*** DATA PROVIDED

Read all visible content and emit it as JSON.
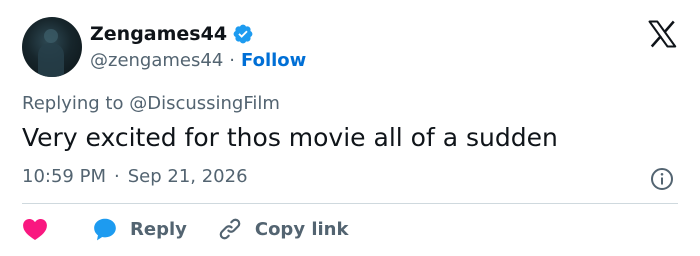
{
  "author": {
    "display_name": "Zengames44",
    "handle": "@zengames44",
    "separator": "·",
    "follow_label": "Follow"
  },
  "reply_context": {
    "prefix": "Replying to",
    "mention": "@DiscussingFilm"
  },
  "tweet": {
    "text": "Very excited for thos movie all of a sudden",
    "time": "10:59 PM",
    "separator": "·",
    "date": "Sep 21, 2026"
  },
  "actions": {
    "reply_label": "Reply",
    "copy_link_label": "Copy link"
  },
  "icons": {
    "verified": "verified-badge-icon",
    "logo": "x-logo-icon",
    "info": "info-icon",
    "like": "heart-icon",
    "reply": "speech-bubble-icon",
    "copy_link": "link-icon"
  },
  "colors": {
    "verified": "#1d9bf0",
    "follow": "#006fd6",
    "like": "#f91880",
    "reply": "#1d9bf0",
    "muted_text": "#536471",
    "text": "#0f1419",
    "divider": "#cfd9de"
  }
}
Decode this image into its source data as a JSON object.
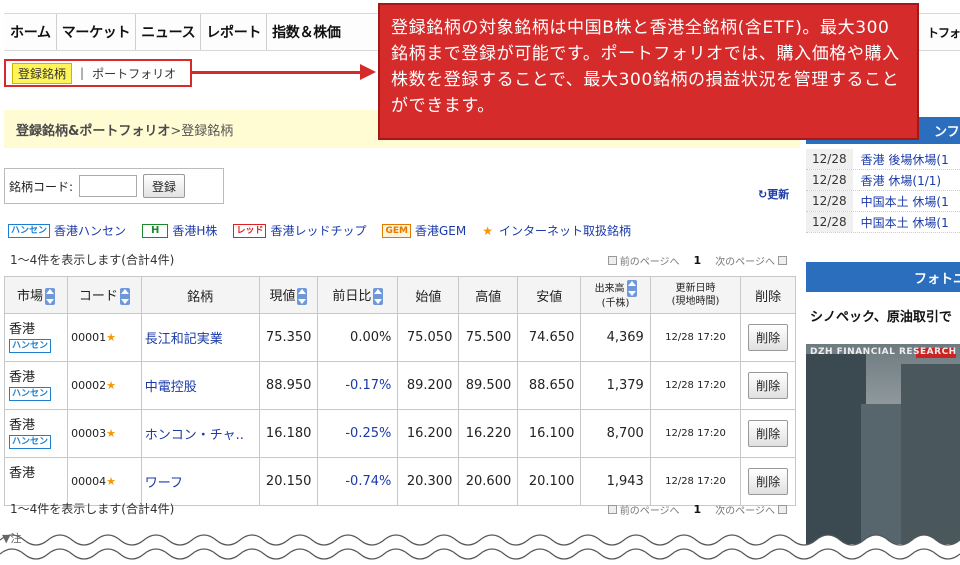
{
  "topnav": {
    "items": [
      "ホーム",
      "マーケット",
      "ニュース",
      "レポート",
      "指数＆株価"
    ],
    "right_fragment": "トフォ"
  },
  "subnav": {
    "active": "登録銘柄",
    "separator": "|",
    "link": "ポートフォリオ"
  },
  "callout": {
    "text": "登録銘柄の対象銘柄は中国B株と香港全銘柄(含ETF)。最大300銘柄まで登録が可能です。ポートフォリオでは、購入価格や購入株数を登録することで、最大300銘柄の損益状況を管理することができます。",
    "color": "#d52b2b"
  },
  "breadcrumb": {
    "strong": "登録銘柄&ポートフォリオ",
    "rest": " >登録銘柄"
  },
  "codebox": {
    "label": "銘柄コード:",
    "input_value": "",
    "button": "登録"
  },
  "refresh": "更新",
  "legend": [
    {
      "tag": "ハンセン",
      "label": "香港ハンセン",
      "kind": "hansen"
    },
    {
      "tag": "H",
      "label": "香港H株",
      "kind": "h"
    },
    {
      "tag": "レッド",
      "label": "香港レッドチップ",
      "kind": "red"
    },
    {
      "tag": "GEM",
      "label": "香港GEM",
      "kind": "gem"
    },
    {
      "tag": "★",
      "label": "インターネット取扱銘柄",
      "kind": "star"
    }
  ],
  "count_text": "1〜4件を表示します(合計4件)",
  "pager": {
    "prev": "前のページへ",
    "current": "1",
    "next": "次のページへ"
  },
  "table": {
    "headers": {
      "market": "市場",
      "code": "コード",
      "name": "銘柄",
      "price": "現値",
      "change": "前日比",
      "open": "始値",
      "high": "高値",
      "low": "安値",
      "volume_1": "出来高",
      "volume_2": "(千株)",
      "updated_1": "更新日時",
      "updated_2": "(現地時間)",
      "delete": "削除"
    },
    "rows": [
      {
        "market": "香港",
        "hansen": "ハンセン",
        "code": "00001",
        "name": "長江和記実業",
        "price": "75.350",
        "change": "0.00%",
        "open": "75.050",
        "high": "75.500",
        "low": "74.650",
        "volume": "4,369",
        "time": "12/28 17:20",
        "del": "削除"
      },
      {
        "market": "香港",
        "hansen": "ハンセン",
        "code": "00002",
        "name": "中電控股",
        "price": "88.950",
        "change": "-0.17%",
        "open": "89.200",
        "high": "89.500",
        "low": "88.650",
        "volume": "1,379",
        "time": "12/28 17:20",
        "del": "削除"
      },
      {
        "market": "香港",
        "hansen": "ハンセン",
        "code": "00003",
        "name": "ホンコン・チャ..",
        "price": "16.180",
        "change": "-0.25%",
        "open": "16.200",
        "high": "16.220",
        "low": "16.100",
        "volume": "8,700",
        "time": "12/28 17:20",
        "del": "削除"
      },
      {
        "market": "香港",
        "hansen": "",
        "code": "00004",
        "name": "ワーフ",
        "price": "20.150",
        "change": "-0.74%",
        "open": "20.300",
        "high": "20.600",
        "low": "20.100",
        "volume": "1,943",
        "time": "12/28 17:20",
        "del": "削除"
      }
    ]
  },
  "right_column": {
    "header_fragment": "ンフォ",
    "holidays": [
      {
        "date": "12/28",
        "text": "香港 後場休場(1"
      },
      {
        "date": "12/28",
        "text": "香港 休場(1/1)"
      },
      {
        "date": "12/28",
        "text": "中国本土 休場(1"
      },
      {
        "date": "12/28",
        "text": "中国本土 休場(1"
      }
    ],
    "photo_bar": "フォトニ",
    "headline": "シノペック、原油取引で",
    "photo_credit": "DZH FINANCIAL RESEARCH"
  },
  "note": "▼注"
}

******

> WHAT YOU WILL DO
Leave out the pictures and print every line of the data exactly.

> ANSWER TO THE EXERCISE
Read all visible content and emit it as JSON.
{
  "author": {
    "display_name": "Zengames44",
    "handle": "@zengames44",
    "separator": "·",
    "follow_label": "Follow"
  },
  "reply_context": {
    "prefix": "Replying to",
    "mention": "@DiscussingFilm"
  },
  "tweet": {
    "text": "Very excited for thos movie all of a sudden",
    "time": "10:59 PM",
    "separator": "·",
    "date": "Sep 21, 2026"
  },
  "actions": {
    "reply_label": "Reply",
    "copy_link_label": "Copy link"
  },
  "icons": {
    "verified": "verified-badge-icon",
    "logo": "x-logo-icon",
    "info": "info-icon",
    "like": "heart-icon",
    "reply": "speech-bubble-icon",
    "copy_link": "link-icon"
  },
  "colors": {
    "verified": "#1d9bf0",
    "follow": "#006fd6",
    "like": "#f91880",
    "reply": "#1d9bf0",
    "muted_text": "#536471",
    "text": "#0f1419",
    "divider": "#cfd9de"
  }
}
Decode this image into its source data as a JSON object.
{
  "topnav": {
    "items": [
      "ホーム",
      "マーケット",
      "ニュース",
      "レポート",
      "指数＆株価"
    ],
    "right_fragment": "トフォ"
  },
  "subnav": {
    "active": "登録銘柄",
    "separator": "|",
    "link": "ポートフォリオ"
  },
  "callout": {
    "text": "登録銘柄の対象銘柄は中国B株と香港全銘柄(含ETF)。最大300銘柄まで登録が可能です。ポートフォリオでは、購入価格や購入株数を登録することで、最大300銘柄の損益状況を管理することができます。",
    "color": "#d52b2b"
  },
  "breadcrumb": {
    "strong": "登録銘柄&ポートフォリオ",
    "rest": " >登録銘柄"
  },
  "codebox": {
    "label": "銘柄コード:",
    "input_value": "",
    "button": "登録"
  },
  "refresh": "更新",
  "legend": [
    {
      "tag": "ハンセン",
      "label": "香港ハンセン",
      "kind": "hansen"
    },
    {
      "tag": "H",
      "label": "香港H株",
      "kind": "h"
    },
    {
      "tag": "レッド",
      "label": "香港レッドチップ",
      "kind": "red"
    },
    {
      "tag": "GEM",
      "label": "香港GEM",
      "kind": "gem"
    },
    {
      "tag": "★",
      "label": "インターネット取扱銘柄",
      "kind": "star"
    }
  ],
  "count_text": "1〜4件を表示します(合計4件)",
  "pager": {
    "prev": "前のページへ",
    "current": "1",
    "next": "次のページへ"
  },
  "table": {
    "headers": {
      "market": "市場",
      "code": "コード",
      "name": "銘柄",
      "price": "現値",
      "change": "前日比",
      "open": "始値",
      "high": "高値",
      "low": "安値",
      "volume_1": "出来高",
      "volume_2": "(千株)",
      "updated_1": "更新日時",
      "updated_2": "(現地時間)",
      "delete": "削除"
    },
    "rows": [
      {
        "market": "香港",
        "hansen": "ハンセン",
        "code": "00001",
        "name": "長江和記実業",
        "price": "75.350",
        "change": "0.00%",
        "open": "75.050",
        "high": "75.500",
        "low": "74.650",
        "volume": "4,369",
        "time": "12/28 17:20",
        "del": "削除"
      },
      {
        "market": "香港",
        "hansen": "ハンセン",
        "code": "00002",
        "name": "中電控股",
        "price": "88.950",
        "change": "-0.17%",
        "open": "89.200",
        "high": "89.500",
        "low": "88.650",
        "volume": "1,379",
        "time": "12/28 17:20",
        "del": "削除"
      },
      {
        "market": "香港",
        "hansen": "ハンセン",
        "code": "00003",
        "name": "ホンコン・チャ..",
        "price": "16.180",
        "change": "-0.25%",
        "open": "16.200",
        "high": "16.220",
        "low": "16.100",
        "volume": "8,700",
        "time": "12/28 17:20",
        "del": "削除"
      },
      {
        "market": "香港",
        "hansen": "",
        "code": "00004",
        "name": "ワーフ",
        "price": "20.150",
        "change": "-0.74%",
        "open": "20.300",
        "high": "20.600",
        "low": "20.100",
        "volume": "1,943",
        "time": "12/28 17:20",
        "del": "削除"
      }
    ]
  },
  "right_column": {
    "header_fragment": "ンフォ",
    "holidays": [
      {
        "date": "12/28",
        "text": "香港 後場休場(1"
      },
      {
        "date": "12/28",
        "text": "香港 休場(1/1)"
      },
      {
        "date": "12/28",
        "text": "中国本土 休場(1"
      },
      {
        "date": "12/28",
        "text": "中国本土 休場(1"
      }
    ],
    "photo_bar": "フォトニ",
    "headline": "シノペック、原油取引で",
    "photo_credit": "DZH FINANCIAL RESEARCH"
  },
  "note": "▼注"
}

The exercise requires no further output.